▶ [Problem 1]: In the assignment page, which model must be downloaded?
— start of Document excerpt —
# Assignment 2

**AMS560 - Fall 2024**  
**Professor:** Zhenhua Liu  
**Teaching Assistants:** Yunlong Pan & Xander Barron


## Requirements

### Section 1: Download and run

1. (10 points)Do you sucessfully set up a Cloudlab with GPU? (Yes or No and a screenshot)
2. (10 points)Do you sucessfully print the model list? (Yes or No and a screenshot)
3. (10 points)Do you sucessfully download the **Meta-Llama3.1-8B-Instruct** model? Where you download it? (Yes or No and a screenshot)
4. (10 points)Do you sucessfully install GPU driver? Show your GPU usage. (Yes or No and a screenshot)
5. (10 points)Do you sucessfully run the **example_chat_completion.py**? (Yes or No and three screenshots)
— end of Document excerpt —
— start of Data excerpts —
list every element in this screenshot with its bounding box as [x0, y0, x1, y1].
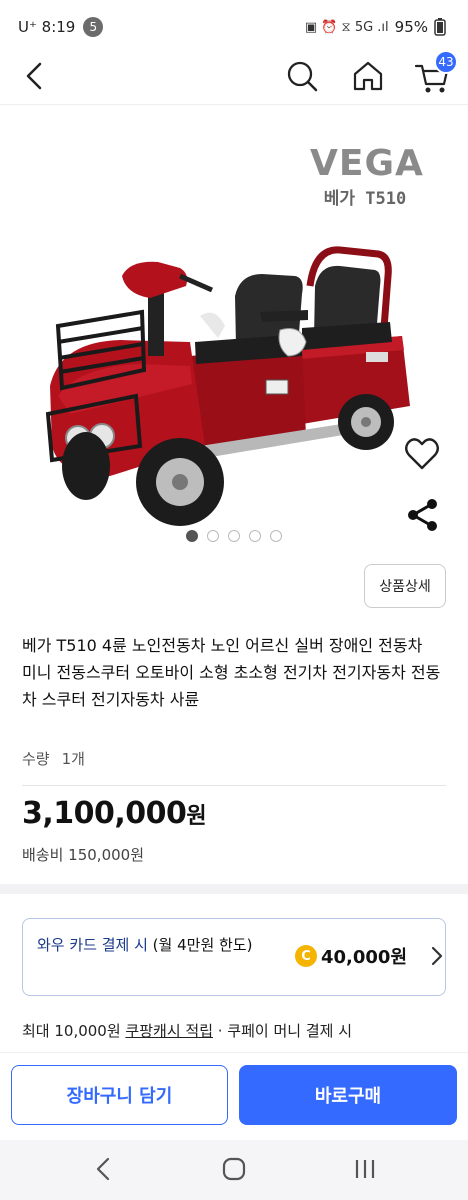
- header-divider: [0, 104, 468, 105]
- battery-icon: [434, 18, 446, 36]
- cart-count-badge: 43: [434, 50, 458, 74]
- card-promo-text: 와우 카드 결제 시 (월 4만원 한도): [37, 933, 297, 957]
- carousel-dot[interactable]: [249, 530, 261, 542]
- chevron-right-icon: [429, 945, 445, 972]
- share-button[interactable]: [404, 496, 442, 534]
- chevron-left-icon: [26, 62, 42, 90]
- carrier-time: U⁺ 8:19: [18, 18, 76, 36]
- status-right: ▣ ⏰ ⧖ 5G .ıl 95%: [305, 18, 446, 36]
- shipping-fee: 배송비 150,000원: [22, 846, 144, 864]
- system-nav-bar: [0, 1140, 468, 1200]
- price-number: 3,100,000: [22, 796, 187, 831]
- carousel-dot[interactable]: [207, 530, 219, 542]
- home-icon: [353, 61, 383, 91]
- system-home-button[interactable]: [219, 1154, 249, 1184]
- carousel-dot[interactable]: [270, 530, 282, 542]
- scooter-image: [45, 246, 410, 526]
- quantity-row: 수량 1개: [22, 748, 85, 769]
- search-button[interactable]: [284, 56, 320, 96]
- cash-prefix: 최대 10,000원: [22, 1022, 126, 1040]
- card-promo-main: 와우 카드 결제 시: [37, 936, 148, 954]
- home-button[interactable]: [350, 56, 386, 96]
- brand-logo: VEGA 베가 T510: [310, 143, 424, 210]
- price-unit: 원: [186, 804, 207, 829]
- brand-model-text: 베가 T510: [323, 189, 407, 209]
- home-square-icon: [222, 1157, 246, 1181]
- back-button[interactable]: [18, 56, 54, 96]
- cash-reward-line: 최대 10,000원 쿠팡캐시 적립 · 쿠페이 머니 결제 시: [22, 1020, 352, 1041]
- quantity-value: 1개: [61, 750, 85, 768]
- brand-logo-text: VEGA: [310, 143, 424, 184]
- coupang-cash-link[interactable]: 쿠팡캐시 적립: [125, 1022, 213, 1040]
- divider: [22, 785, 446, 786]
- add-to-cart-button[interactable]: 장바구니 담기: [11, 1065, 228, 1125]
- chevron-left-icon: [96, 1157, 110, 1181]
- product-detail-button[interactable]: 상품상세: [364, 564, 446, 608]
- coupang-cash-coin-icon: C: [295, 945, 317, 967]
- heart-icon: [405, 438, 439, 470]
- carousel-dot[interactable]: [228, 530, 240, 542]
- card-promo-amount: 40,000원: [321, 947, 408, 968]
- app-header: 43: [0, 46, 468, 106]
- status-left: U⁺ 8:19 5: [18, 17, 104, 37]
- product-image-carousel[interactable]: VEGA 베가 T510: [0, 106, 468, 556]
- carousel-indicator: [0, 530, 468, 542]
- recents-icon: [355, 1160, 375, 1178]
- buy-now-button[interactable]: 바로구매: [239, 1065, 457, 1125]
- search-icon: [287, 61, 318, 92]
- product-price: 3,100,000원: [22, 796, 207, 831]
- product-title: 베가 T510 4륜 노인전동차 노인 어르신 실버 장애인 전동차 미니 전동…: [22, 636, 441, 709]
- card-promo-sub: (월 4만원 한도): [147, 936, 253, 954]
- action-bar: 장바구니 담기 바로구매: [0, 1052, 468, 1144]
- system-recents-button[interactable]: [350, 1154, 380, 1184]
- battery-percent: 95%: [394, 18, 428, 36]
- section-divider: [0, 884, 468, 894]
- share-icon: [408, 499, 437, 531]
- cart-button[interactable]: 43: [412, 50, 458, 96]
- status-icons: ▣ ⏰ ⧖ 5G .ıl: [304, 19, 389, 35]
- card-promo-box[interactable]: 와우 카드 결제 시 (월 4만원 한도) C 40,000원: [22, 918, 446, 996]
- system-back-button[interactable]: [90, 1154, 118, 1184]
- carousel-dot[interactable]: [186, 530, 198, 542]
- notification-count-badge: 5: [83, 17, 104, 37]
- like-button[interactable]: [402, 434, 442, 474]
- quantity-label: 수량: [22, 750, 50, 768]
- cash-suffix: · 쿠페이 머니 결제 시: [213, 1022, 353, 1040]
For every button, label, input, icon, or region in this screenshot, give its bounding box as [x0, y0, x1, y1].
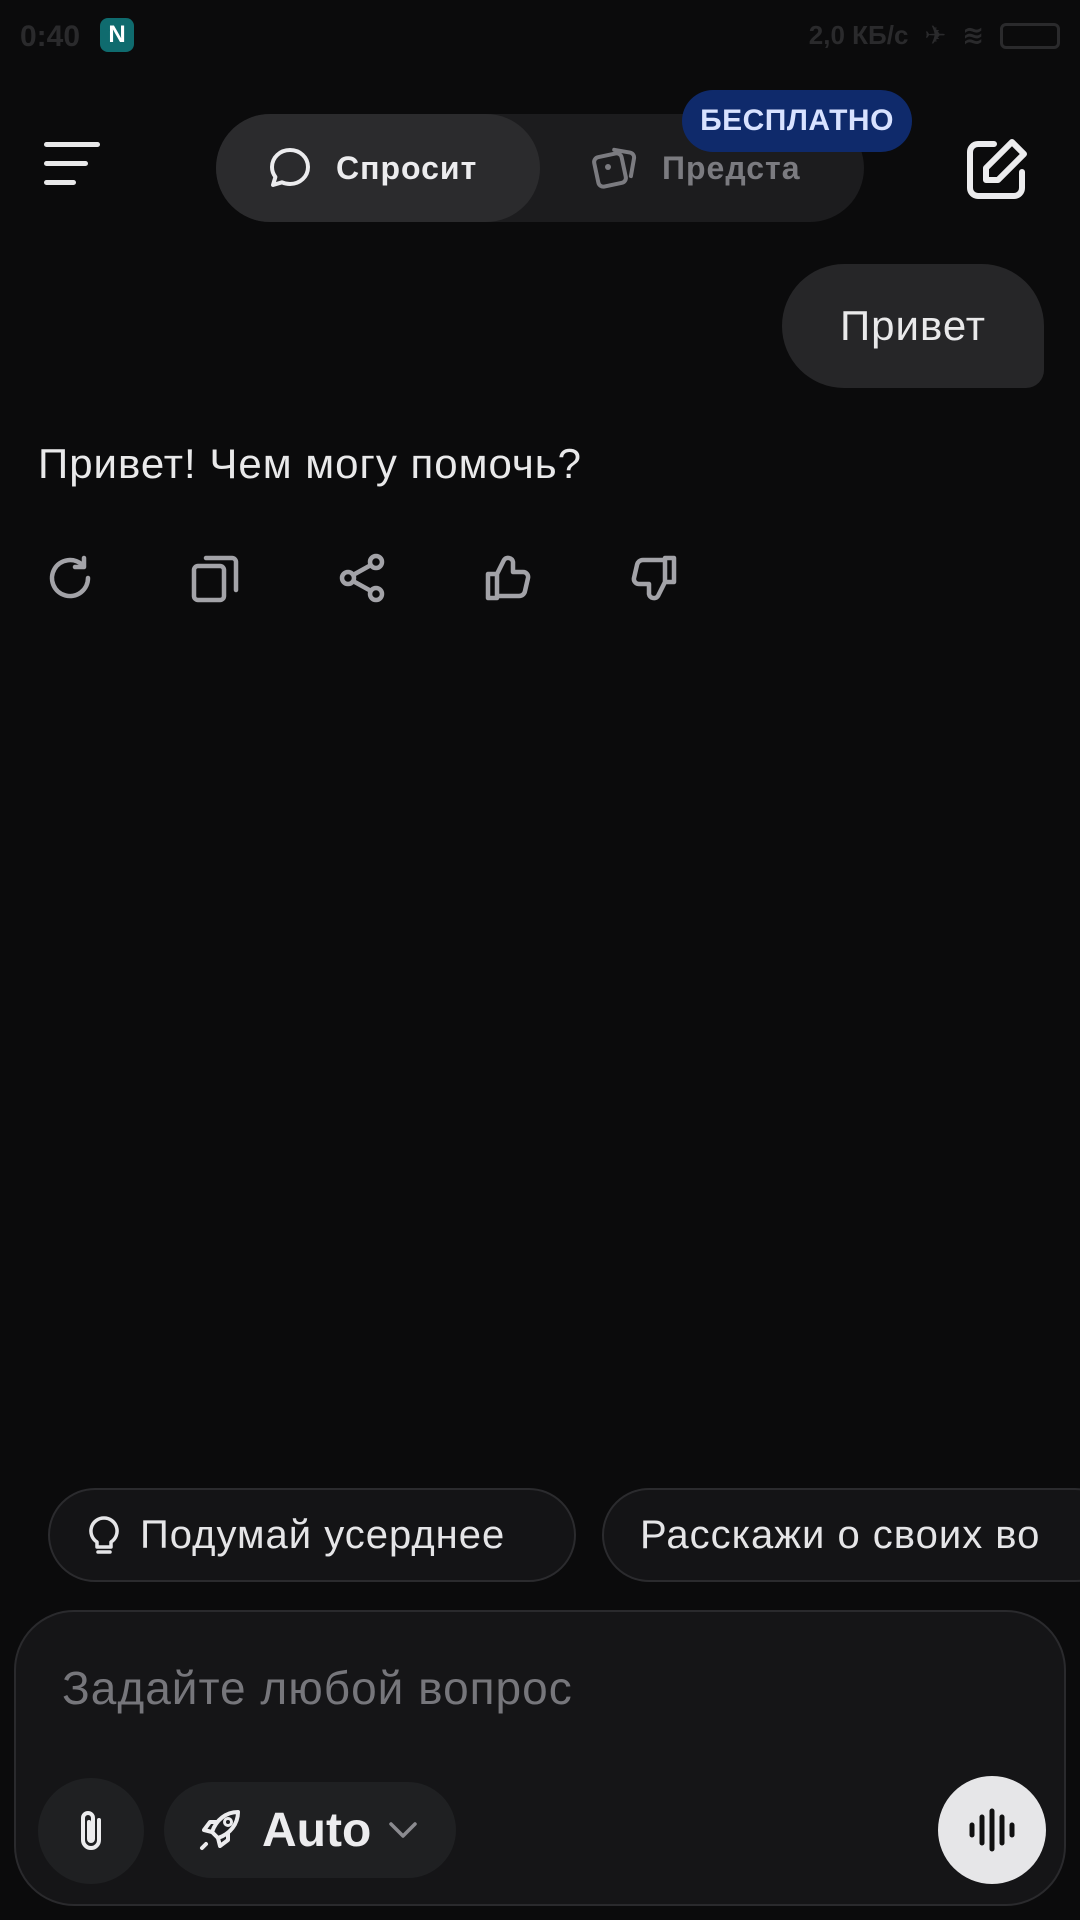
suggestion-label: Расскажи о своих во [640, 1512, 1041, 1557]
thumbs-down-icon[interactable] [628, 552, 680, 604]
— end of Data excerpts —
▶ [Problem 2]: In the records, rewrite only the stretch from the line containing "- header-divider: [0, 104, 468, 105]" through the line containing "- chevron-right-icon: [429, 945, 445, 972]", switching "card-promo-text" to "card-promo-label" and leaving everything else in those lines unchanged.

▶ [Problem solution 1]: The Meta-Llama3.1-8B-Instruct model.

▶ [Problem solution 2]:
- header-divider: [0, 104, 468, 105]
- battery-icon: [434, 18, 446, 36]
- cart-count-badge: 43: [434, 50, 458, 74]
- card-promo-label: 와우 카드 결제 시 (월 4만원 한도): [37, 933, 297, 957]
- carousel-dot[interactable]: [249, 530, 261, 542]
- chevron-right-icon: [429, 945, 445, 972]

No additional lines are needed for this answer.